## WORK TO DO:
Copy out all lines with the word "menors" in them.

## Dataset excerpt:
------------

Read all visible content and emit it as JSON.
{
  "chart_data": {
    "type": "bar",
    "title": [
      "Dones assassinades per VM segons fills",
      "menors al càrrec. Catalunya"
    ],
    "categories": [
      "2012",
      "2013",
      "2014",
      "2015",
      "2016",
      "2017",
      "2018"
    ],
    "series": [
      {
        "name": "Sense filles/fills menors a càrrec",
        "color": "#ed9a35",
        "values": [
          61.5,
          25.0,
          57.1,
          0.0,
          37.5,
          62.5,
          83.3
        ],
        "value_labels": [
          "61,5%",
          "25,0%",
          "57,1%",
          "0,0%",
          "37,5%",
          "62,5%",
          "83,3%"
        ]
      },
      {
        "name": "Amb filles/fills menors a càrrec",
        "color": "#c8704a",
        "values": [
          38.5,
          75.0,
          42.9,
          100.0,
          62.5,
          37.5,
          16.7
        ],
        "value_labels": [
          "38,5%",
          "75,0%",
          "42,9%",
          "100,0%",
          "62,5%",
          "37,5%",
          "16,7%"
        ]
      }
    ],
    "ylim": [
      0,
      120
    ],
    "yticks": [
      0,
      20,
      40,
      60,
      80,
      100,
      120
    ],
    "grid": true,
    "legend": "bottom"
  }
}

------------

## WRITTEN RESPONSE:
      "menors al càrrec. Catalunya"
        "name": "Sense filles/fills menors a càrrec",
        "name": "Amb filles/fills menors a càrrec",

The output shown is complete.